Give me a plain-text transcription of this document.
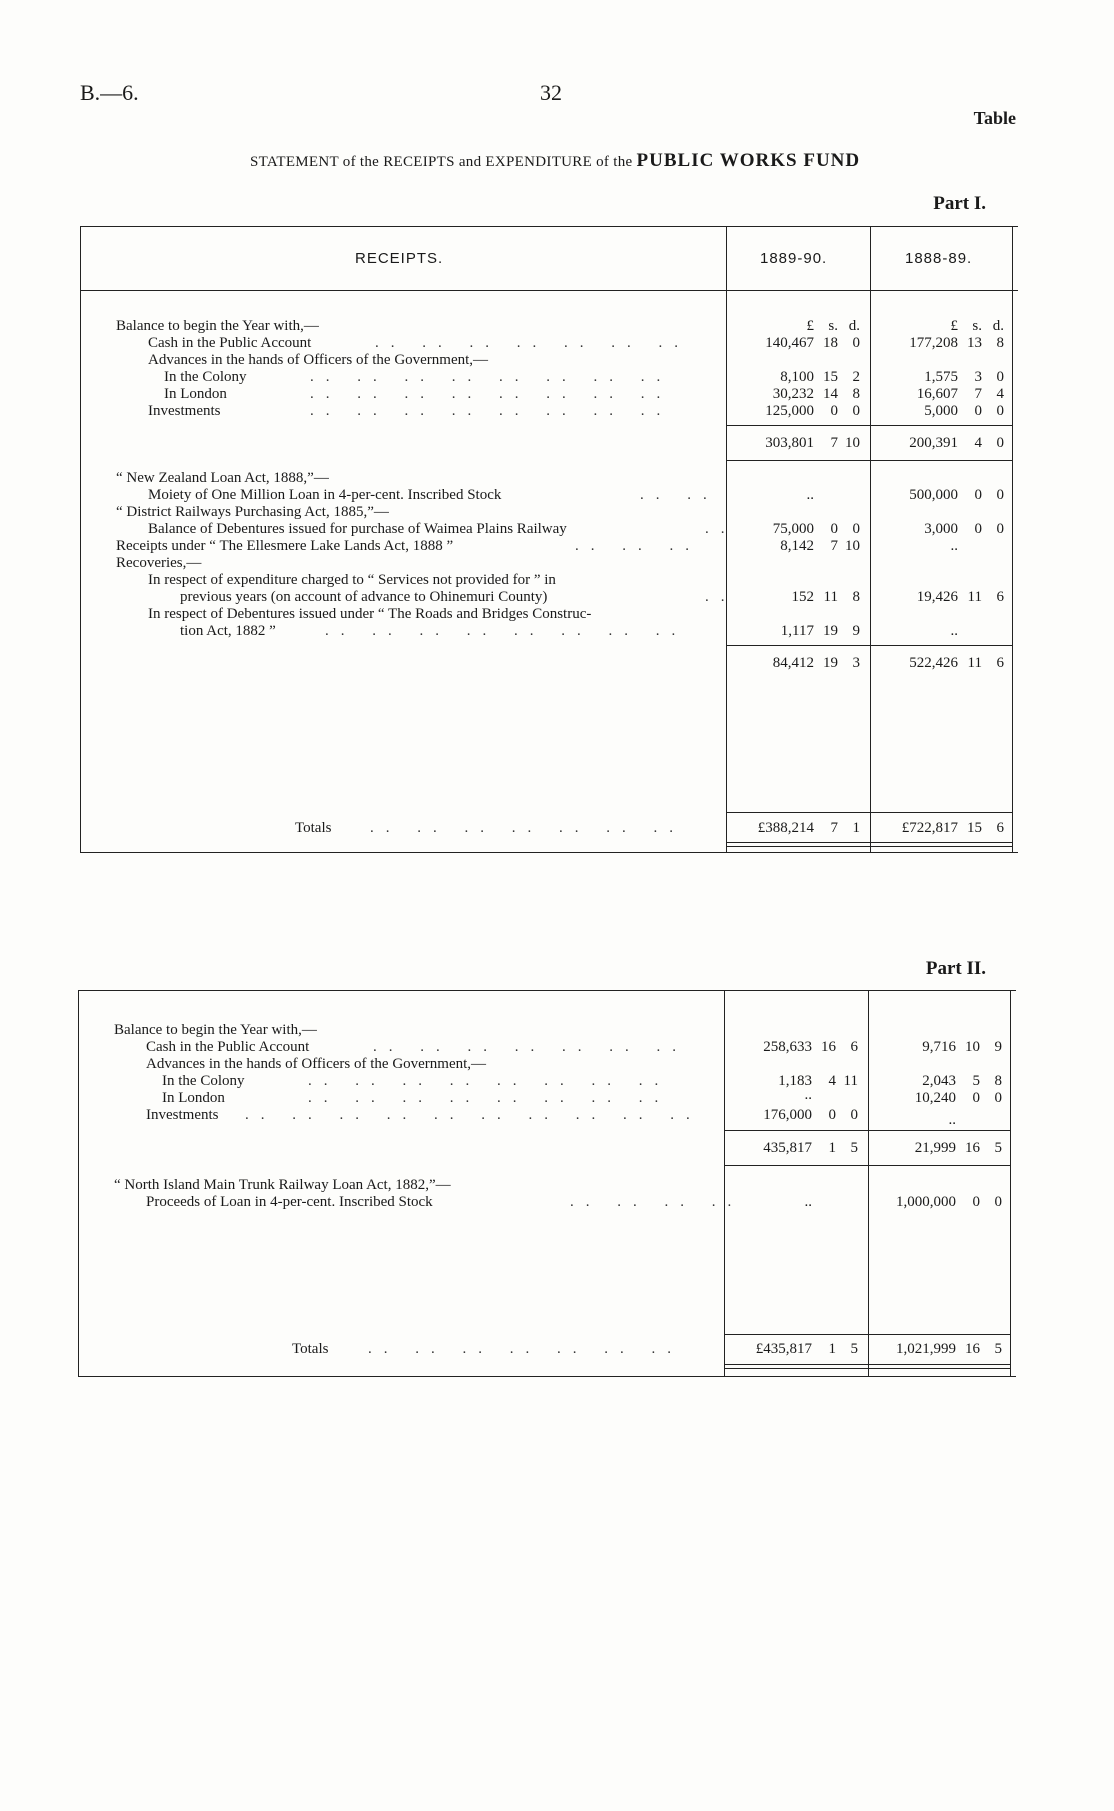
B.—6.	32
Table
STATEMENT of the RECEIPTS and EXPENDITURE of the PUBLIC WORKS FUND
Part I.
RECEIPTS.	1889-90.	1888-89.
£ s. d.	£ s. d.
Balance to begin the Year with,—
Cash in the Public Account	.. .. .. .. .. .. ..	140,467 18 0	177,208 13 8
Advances in the hands of Officers of the Government,—
In the Colony	.. .. .. .. .. .. .. ..	8,100 15 2	1,575 3 0
In London	.. .. .. .. .. .. .. ..	30,232 14 8	16,607 7 4
Investments	.. .. .. .. .. .. .. ..	125,000 0 0	5,000 0 0
303,801 7 10	200,391 4 0
“ New Zealand Loan Act, 1888,”—
Moiety of One Million Loan in 4-per-cent. Inscribed Stock	.. ..	..	500,000 0 0
“ District Railways Purchasing Act, 1885,”—
Balance of Debentures issued for purchase of Waimea Plains Railway	..	75,000 0 0	3,000 0 0
Receipts under “ The Ellesmere Lake Lands Act, 1888 ”	.. .. ..	8,142 7 10	..
Recoveries,—
In respect of expenditure charged to “ Services not provided for ” in
previous years (on account of advance to Ohinemuri County)	..	152 11 8	19,426 11 6
In respect of Debentures issued under “ The Roads and Bridges Construc-
tion Act, 1882 ”	.. .. .. .. .. .. .. ..	1,117 19 9	..
84,412 19 3	522,426 11 6
Totals	.. .. .. .. .. .. ..	£388,214 7 1	£722,817 15 6
Part II.
Balance to begin the Year with,—
Cash in the Public Account	.. .. .. .. .. .. ..	258,633 16 6	9,716 10 9
Advances in the hands of Officers of the Government,—
In the Colony	.. .. .. .. .. .. .. ..	1,183 4 11	2,043 5 8
In London	.. .. .. .. .. .. .. ..	..	10,240 0 0
Investments .. .. .. .. .. .. .. .. .. ..	176,000 0 0	..
435,817 1 5	21,999 16 5
“ North Island Main Trunk Railway Loan Act, 1882,”—
Proceeds of Loan in 4-per-cent. Inscribed Stock	.. .. .. ..	..	1,000,000 0 0
Totals	.. .. .. .. .. .. ..	£435,817 1 5	1,021,999 16 5
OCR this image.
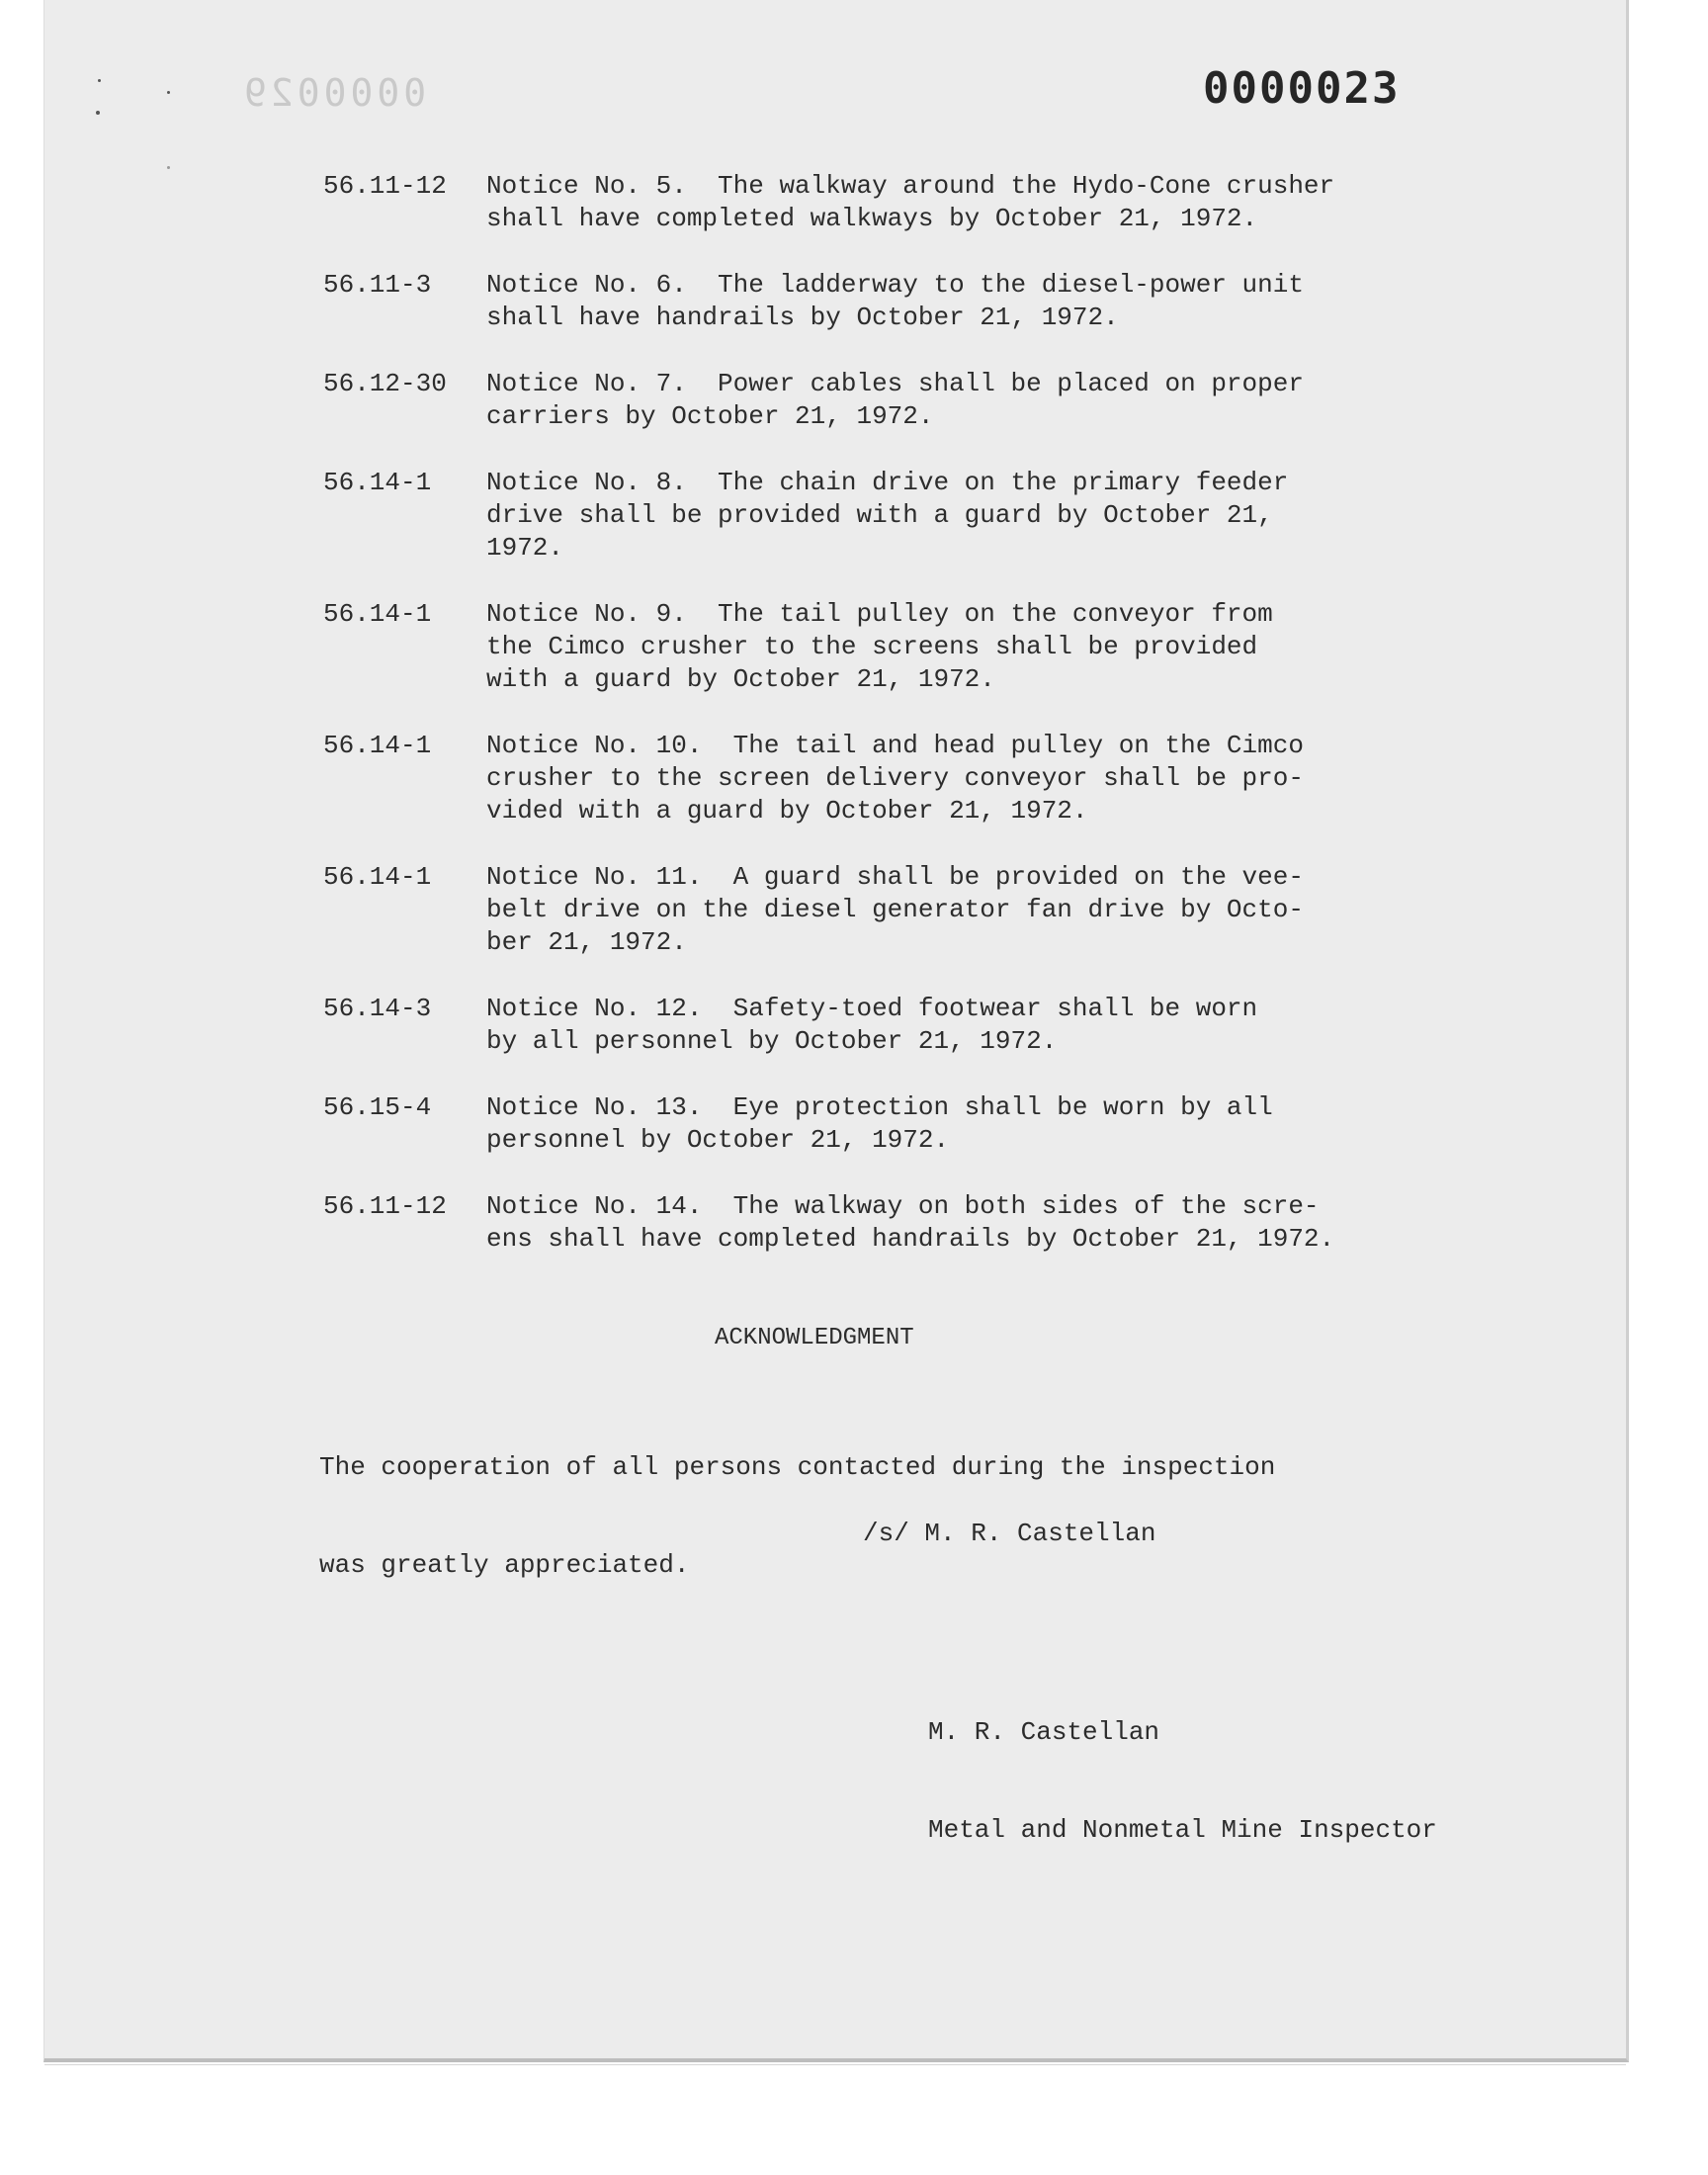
0000029	0000023
56.11-12	Notice No. 5.  The walkway around the Hydo-Cone crusher
shall have completed walkways by October 21, 1972.
56.11-3	Notice No. 6.  The ladderway to the diesel-power unit
shall have handrails by October 21, 1972.
56.12-30	Notice No. 7.  Power cables shall be placed on proper
carriers by October 21, 1972.
56.14-1	Notice No. 8.  The chain drive on the primary feeder
drive shall be provided with a guard by October 21,
1972.
56.14-1	Notice No. 9.  The tail pulley on the conveyor from
the Cimco crusher to the screens shall be provided
with a guard by October 21, 1972.
56.14-1	Notice No. 10.  The tail and head pulley on the Cimco
crusher to the screen delivery conveyor shall be pro-
vided with a guard by October 21, 1972.
56.14-1	Notice No. 11.  A guard shall be provided on the vee-
belt drive on the diesel generator fan drive by Octo-
ber 21, 1972.
56.14-3	Notice No. 12.  Safety-toed footwear shall be worn
by all personnel by October 21, 1972.
56.15-4	Notice No. 13.  Eye protection shall be worn by all
personnel by October 21, 1972.
56.11-12	Notice No. 14.  The walkway on both sides of the scre-
ens shall have completed handrails by October 21, 1972.
ACKNOWLEDGMENT

The cooperation of all persons contacted during the inspection

was greatly appreciated.

/s/ M. R. Castellan

M. R. Castellan

Metal and Nonmetal Mine Inspector
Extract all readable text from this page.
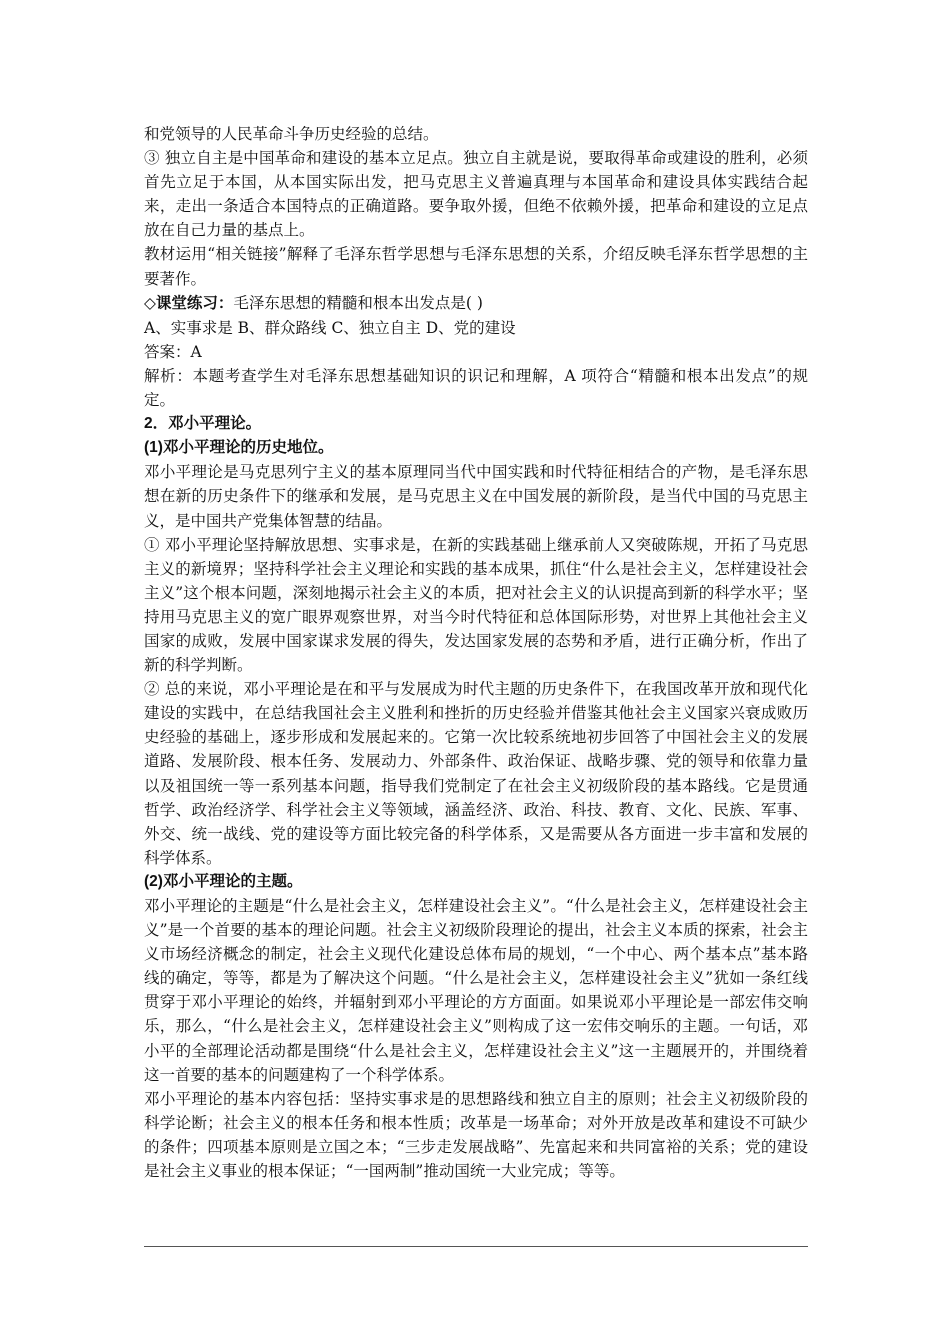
和党领导的人民革命斗争历史经验的总结。

③ 独立自主是中国革命和建设的基本立足点。独立自主就是说，要取得革命或建设的胜利，必须首先立足于本国，从本国实际出发，把马克思主义普遍真理与本国革命和建设具体实践结合起来，走出一条适合本国特点的正确道路。要争取外援，但绝不依赖外援，把革命和建设的立足点放在自己力量的基点上。

教材运用“相关链接”解释了毛泽东哲学思想与毛泽东思想的关系，介绍反映毛泽东哲学思想的主要著作。

◇课堂练习：毛泽东思想的精髓和根本出发点是( )

A、实事求是 B、群众路线 C、独立自主 D、党的建设

答案：A

解析：本题考查学生对毛泽东思想基础知识的识记和理解，A 项符合“精髓和根本出发点”的规定。

2．邓小平理论。

(1)邓小平理论的历史地位。

邓小平理论是马克思列宁主义的基本原理同当代中国实践和时代特征相结合的产物，是毛泽东思想在新的历史条件下的继承和发展，是马克思主义在中国发展的新阶段，是当代中国的马克思主义，是中国共产党集体智慧的结晶。

① 邓小平理论坚持解放思想、实事求是，在新的实践基础上继承前人又突破陈规，开拓了马克思主义的新境界；坚持科学社会主义理论和实践的基本成果，抓住“什么是社会主义，怎样建设社会主义”这个根本问题，深刻地揭示社会主义的本质，把对社会主义的认识提高到新的科学水平；坚持用马克思主义的宽广眼界观察世界，对当今时代特征和总体国际形势，对世界上其他社会主义国家的成败，发展中国家谋求发展的得失，发达国家发展的态势和矛盾，进行正确分析，作出了新的科学判断。

② 总的来说，邓小平理论是在和平与发展成为时代主题的历史条件下，在我国改革开放和现代化建设的实践中，在总结我国社会主义胜利和挫折的历史经验并借鉴其他社会主义国家兴衰成败历史经验的基础上，逐步形成和发展起来的。它第一次比较系统地初步回答了中国社会主义的发展道路、发展阶段、根本任务、发展动力、外部条件、政治保证、战略步骤、党的领导和依靠力量以及祖国统一等一系列基本问题，指导我们党制定了在社会主义初级阶段的基本路线。它是贯通哲学、政治经济学、科学社会主义等领域，涵盖经济、政治、科技、教育、文化、民族、军事、外交、统一战线、党的建设等方面比较完备的科学体系，又是需要从各方面进一步丰富和发展的科学体系。

(2)邓小平理论的主题。

邓小平理论的主题是“什么是社会主义，怎样建设社会主义”。“什么是社会主义，怎样建设社会主义”是一个首要的基本的理论问题。社会主义初级阶段理论的提出，社会主义本质的探索，社会主义市场经济概念的制定，社会主义现代化建设总体布局的规划，“一个中心、两个基本点”基本路线的确定，等等，都是为了解决这个问题。“什么是社会主义，怎样建设社会主义”犹如一条红线贯穿于邓小平理论的始终，并辐射到邓小平理论的方方面面。如果说邓小平理论是一部宏伟交响乐，那么，“什么是社会主义，怎样建设社会主义”则构成了这一宏伟交响乐的主题。一句话，邓小平的全部理论活动都是围绕“什么是社会主义，怎样建设社会主义”这一主题展开的，并围绕着这一首要的基本的问题建构了一个科学体系。

邓小平理论的基本内容包括：坚持实事求是的思想路线和独立自主的原则；社会主义初级阶段的科学论断；社会主义的根本任务和根本性质；改革是一场革命；对外开放是改革和建设不可缺少的条件；四项基本原则是立国之本；“三步走发展战略”、先富起来和共同富裕的关系；党的建设是社会主义事业的根本保证；“一国两制”推动国统一大业完成；等等。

- Written task
Print each line from the one containing "Extract all readable text from this page." through the last line of the listing, both included, exactly and with no pictures.

- Solution to this problem
Extract all readable text from this page.
和党领导的人民革命斗争历史经验的总结。

③ 独立自主是中国革命和建设的基本立足点。独立自主就是说，要取得革命或建设的胜利，必须首先立足于本国，从本国实际出发，把马克思主义普遍真理与本国革命和建设具体实践结合起来，走出一条适合本国特点的正确道路。要争取外援，但绝不依赖外援，把革命和建设的立足点放在自己力量的基点上。

教材运用“相关链接”解释了毛泽东哲学思想与毛泽东思想的关系，介绍反映毛泽东哲学思想的主要著作。

◇课堂练习：毛泽东思想的精髓和根本出发点是( )

A、实事求是 B、群众路线 C、独立自主 D、党的建设

答案：A

解析：本题考查学生对毛泽东思想基础知识的识记和理解，A 项符合“精髓和根本出发点”的规定。

2．邓小平理论。

(1)邓小平理论的历史地位。

邓小平理论是马克思列宁主义的基本原理同当代中国实践和时代特征相结合的产物，是毛泽东思想在新的历史条件下的继承和发展，是马克思主义在中国发展的新阶段，是当代中国的马克思主义，是中国共产党集体智慧的结晶。

① 邓小平理论坚持解放思想、实事求是，在新的实践基础上继承前人又突破陈规，开拓了马克思主义的新境界；坚持科学社会主义理论和实践的基本成果，抓住“什么是社会主义，怎样建设社会主义”这个根本问题，深刻地揭示社会主义的本质，把对社会主义的认识提高到新的科学水平；坚持用马克思主义的宽广眼界观察世界，对当今时代特征和总体国际形势，对世界上其他社会主义国家的成败，发展中国家谋求发展的得失，发达国家发展的态势和矛盾，进行正确分析，作出了新的科学判断。

② 总的来说，邓小平理论是在和平与发展成为时代主题的历史条件下，在我国改革开放和现代化建设的实践中，在总结我国社会主义胜利和挫折的历史经验并借鉴其他社会主义国家兴衰成败历史经验的基础上，逐步形成和发展起来的。它第一次比较系统地初步回答了中国社会主义的发展道路、发展阶段、根本任务、发展动力、外部条件、政治保证、战略步骤、党的领导和依靠力量以及祖国统一等一系列基本问题，指导我们党制定了在社会主义初级阶段的基本路线。它是贯通哲学、政治经济学、科学社会主义等领域，涵盖经济、政治、科技、教育、文化、民族、军事、外交、统一战线、党的建设等方面比较完备的科学体系，又是需要从各方面进一步丰富和发展的科学体系。

(2)邓小平理论的主题。

邓小平理论的主题是“什么是社会主义，怎样建设社会主义”。“什么是社会主义，怎样建设社会主义”是一个首要的基本的理论问题。社会主义初级阶段理论的提出，社会主义本质的探索，社会主义市场经济概念的制定，社会主义现代化建设总体布局的规划，“一个中心、两个基本点”基本路线的确定，等等，都是为了解决这个问题。“什么是社会主义，怎样建设社会主义”犹如一条红线贯穿于邓小平理论的始终，并辐射到邓小平理论的方方面面。如果说邓小平理论是一部宏伟交响乐，那么，“什么是社会主义，怎样建设社会主义”则构成了这一宏伟交响乐的主题。一句话，邓小平的全部理论活动都是围绕“什么是社会主义，怎样建设社会主义”这一主题展开的，并围绕着这一首要的基本的问题建构了一个科学体系。

邓小平理论的基本内容包括：坚持实事求是的思想路线和独立自主的原则；社会主义初级阶段的科学论断；社会主义的根本任务和根本性质；改革是一场革命；对外开放是改革和建设不可缺少的条件；四项基本原则是立国之本；“三步走发展战略”、先富起来和共同富裕的关系；党的建设是社会主义事业的根本保证；“一国两制”推动国统一大业完成；等等。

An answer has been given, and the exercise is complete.